Exercise prompt: Using the data below, gather each line that includes the word "image".

-- begin --

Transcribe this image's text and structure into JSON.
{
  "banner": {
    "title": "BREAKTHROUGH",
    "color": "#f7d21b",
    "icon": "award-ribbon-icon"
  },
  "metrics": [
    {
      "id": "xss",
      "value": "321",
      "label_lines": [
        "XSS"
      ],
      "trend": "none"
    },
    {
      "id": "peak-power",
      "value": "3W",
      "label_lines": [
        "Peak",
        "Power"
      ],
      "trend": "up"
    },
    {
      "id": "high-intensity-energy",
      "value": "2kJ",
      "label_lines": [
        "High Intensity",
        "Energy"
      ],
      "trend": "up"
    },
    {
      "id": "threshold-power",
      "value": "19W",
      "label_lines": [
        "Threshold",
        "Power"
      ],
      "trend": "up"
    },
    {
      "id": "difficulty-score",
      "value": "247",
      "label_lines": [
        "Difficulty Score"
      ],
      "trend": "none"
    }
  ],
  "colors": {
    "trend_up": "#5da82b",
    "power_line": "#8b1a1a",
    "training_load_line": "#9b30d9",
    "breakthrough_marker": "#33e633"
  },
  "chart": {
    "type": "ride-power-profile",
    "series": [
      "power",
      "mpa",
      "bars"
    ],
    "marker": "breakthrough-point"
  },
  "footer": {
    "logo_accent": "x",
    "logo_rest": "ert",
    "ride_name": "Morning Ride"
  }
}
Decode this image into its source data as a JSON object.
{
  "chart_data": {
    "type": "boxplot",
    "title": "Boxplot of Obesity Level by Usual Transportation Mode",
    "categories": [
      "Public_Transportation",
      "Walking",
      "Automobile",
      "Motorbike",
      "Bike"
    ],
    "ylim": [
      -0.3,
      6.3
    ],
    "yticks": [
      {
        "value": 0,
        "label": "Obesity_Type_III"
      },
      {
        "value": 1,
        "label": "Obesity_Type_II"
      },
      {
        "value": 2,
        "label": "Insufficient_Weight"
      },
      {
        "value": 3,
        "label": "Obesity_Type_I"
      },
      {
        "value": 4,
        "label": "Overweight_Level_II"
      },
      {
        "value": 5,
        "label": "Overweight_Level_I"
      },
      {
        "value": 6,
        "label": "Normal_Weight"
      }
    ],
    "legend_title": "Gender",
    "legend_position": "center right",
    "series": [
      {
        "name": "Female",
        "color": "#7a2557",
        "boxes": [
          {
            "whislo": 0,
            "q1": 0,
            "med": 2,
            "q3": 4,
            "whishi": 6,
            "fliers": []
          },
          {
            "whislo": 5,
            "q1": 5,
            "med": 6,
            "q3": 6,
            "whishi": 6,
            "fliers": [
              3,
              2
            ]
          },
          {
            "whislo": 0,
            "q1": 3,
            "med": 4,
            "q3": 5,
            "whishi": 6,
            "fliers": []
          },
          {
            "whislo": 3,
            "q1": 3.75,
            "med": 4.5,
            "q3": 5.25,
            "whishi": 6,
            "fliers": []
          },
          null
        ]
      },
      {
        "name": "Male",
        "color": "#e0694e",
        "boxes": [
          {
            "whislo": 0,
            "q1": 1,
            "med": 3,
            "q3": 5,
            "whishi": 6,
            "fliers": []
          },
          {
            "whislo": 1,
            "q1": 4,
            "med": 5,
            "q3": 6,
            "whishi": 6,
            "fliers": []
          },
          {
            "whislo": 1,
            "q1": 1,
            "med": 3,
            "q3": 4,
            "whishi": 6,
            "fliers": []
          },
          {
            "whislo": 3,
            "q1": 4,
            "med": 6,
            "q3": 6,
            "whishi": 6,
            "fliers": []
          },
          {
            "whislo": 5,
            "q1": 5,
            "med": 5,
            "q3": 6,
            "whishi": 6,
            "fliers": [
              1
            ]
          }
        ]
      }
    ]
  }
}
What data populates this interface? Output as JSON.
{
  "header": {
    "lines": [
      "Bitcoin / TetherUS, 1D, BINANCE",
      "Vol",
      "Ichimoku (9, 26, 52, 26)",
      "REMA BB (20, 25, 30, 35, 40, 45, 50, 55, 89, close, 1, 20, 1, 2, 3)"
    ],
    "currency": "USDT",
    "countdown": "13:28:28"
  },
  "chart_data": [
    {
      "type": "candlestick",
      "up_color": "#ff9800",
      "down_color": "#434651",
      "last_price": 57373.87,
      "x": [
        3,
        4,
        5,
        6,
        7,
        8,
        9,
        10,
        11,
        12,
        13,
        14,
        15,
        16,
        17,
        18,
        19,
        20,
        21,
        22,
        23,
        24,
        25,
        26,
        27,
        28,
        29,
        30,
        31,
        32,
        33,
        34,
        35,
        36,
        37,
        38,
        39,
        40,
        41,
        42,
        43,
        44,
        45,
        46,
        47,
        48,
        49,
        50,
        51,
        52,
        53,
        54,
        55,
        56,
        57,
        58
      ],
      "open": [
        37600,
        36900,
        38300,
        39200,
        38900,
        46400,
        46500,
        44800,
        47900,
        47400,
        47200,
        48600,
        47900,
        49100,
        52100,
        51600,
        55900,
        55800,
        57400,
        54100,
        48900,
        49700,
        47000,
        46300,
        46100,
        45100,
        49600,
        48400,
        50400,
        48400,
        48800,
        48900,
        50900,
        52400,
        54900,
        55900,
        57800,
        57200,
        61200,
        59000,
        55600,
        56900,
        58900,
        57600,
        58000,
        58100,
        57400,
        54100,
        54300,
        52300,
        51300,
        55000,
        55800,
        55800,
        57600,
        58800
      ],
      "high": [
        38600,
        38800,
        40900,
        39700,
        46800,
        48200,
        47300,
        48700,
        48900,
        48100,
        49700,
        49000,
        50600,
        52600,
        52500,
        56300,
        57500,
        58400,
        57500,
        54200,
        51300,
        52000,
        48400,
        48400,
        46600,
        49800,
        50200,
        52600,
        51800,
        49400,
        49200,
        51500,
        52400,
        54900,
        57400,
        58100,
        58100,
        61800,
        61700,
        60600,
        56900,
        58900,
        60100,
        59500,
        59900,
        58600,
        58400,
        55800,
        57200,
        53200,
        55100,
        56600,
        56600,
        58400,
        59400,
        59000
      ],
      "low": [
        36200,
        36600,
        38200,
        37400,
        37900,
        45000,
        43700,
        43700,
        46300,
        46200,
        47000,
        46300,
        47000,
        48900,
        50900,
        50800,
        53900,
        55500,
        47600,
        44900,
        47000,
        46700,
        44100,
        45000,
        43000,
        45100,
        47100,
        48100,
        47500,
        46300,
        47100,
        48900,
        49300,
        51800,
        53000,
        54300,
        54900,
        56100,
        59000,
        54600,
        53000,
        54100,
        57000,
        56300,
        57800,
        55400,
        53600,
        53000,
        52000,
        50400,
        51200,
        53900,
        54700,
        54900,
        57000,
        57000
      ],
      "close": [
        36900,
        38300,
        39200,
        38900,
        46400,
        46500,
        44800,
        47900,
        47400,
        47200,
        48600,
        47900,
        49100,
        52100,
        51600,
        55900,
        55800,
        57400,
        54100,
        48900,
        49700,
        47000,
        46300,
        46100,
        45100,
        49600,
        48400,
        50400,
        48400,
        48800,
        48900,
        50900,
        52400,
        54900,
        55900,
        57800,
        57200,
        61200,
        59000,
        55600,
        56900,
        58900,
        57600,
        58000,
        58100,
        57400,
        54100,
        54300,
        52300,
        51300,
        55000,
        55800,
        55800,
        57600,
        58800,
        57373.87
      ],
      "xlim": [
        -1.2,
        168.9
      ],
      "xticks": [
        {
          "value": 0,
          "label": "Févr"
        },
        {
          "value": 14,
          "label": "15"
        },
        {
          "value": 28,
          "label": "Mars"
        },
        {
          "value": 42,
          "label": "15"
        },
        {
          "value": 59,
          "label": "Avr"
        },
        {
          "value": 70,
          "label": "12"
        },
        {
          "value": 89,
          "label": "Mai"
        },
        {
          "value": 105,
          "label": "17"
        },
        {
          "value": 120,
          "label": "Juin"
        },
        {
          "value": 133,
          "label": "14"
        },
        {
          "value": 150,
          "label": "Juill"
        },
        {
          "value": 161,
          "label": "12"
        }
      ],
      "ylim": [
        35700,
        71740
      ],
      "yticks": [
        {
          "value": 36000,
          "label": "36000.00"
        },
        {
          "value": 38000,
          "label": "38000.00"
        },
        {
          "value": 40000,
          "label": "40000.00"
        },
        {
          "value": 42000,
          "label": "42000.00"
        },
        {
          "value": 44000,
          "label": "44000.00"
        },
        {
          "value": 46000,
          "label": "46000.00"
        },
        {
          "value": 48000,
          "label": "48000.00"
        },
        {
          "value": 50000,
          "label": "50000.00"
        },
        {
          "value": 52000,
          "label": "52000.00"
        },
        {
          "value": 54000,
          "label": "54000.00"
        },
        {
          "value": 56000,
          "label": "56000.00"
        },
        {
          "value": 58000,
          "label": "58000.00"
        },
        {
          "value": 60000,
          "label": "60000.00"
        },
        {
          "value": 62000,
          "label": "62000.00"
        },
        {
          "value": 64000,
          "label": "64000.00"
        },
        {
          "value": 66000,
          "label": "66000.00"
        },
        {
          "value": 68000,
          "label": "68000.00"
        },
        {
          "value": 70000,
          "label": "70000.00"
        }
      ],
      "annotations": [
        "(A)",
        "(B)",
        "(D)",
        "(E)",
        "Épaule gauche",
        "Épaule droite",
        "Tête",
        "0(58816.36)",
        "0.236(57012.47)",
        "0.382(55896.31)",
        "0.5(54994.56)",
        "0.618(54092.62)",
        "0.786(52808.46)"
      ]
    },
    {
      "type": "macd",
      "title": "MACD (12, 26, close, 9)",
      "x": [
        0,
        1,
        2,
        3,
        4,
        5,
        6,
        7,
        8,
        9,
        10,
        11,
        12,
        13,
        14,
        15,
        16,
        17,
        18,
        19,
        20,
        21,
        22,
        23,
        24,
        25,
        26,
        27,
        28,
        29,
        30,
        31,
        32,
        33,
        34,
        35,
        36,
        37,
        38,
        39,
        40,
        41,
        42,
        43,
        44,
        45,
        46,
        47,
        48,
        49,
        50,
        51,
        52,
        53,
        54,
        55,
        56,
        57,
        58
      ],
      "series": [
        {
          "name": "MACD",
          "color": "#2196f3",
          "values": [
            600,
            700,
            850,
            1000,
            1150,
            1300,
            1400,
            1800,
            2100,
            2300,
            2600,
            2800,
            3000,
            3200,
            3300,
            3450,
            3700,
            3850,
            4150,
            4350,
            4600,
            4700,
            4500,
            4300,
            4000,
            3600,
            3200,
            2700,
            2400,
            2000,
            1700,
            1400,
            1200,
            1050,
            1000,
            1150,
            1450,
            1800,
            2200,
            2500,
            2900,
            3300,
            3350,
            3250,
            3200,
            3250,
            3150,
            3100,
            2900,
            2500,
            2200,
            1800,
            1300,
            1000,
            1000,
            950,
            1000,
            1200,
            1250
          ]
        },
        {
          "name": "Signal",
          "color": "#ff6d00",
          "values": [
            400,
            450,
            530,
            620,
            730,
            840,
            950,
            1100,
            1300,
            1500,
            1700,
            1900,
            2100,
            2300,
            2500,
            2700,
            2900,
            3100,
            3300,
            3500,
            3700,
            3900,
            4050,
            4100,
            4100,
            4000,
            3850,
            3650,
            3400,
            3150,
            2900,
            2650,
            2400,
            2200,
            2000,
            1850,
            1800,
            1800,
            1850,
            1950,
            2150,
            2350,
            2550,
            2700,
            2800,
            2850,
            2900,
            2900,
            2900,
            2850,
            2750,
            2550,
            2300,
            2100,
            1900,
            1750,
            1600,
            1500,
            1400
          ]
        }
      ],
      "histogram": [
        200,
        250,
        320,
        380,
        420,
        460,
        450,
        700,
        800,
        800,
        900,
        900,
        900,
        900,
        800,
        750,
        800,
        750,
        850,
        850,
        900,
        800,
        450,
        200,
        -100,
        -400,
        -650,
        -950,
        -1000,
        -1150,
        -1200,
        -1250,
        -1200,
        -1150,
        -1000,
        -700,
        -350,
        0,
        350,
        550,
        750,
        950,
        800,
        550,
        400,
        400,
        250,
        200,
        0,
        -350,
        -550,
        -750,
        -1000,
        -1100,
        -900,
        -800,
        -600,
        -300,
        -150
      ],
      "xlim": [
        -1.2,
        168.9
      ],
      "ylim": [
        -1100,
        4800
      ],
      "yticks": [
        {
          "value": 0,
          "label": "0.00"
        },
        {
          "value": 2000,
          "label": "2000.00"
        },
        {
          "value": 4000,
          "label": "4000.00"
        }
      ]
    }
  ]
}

-- end --

Worked answer:
Transcribe this image's text and structure into JSON.
Decode this image into its source data as a JSON object.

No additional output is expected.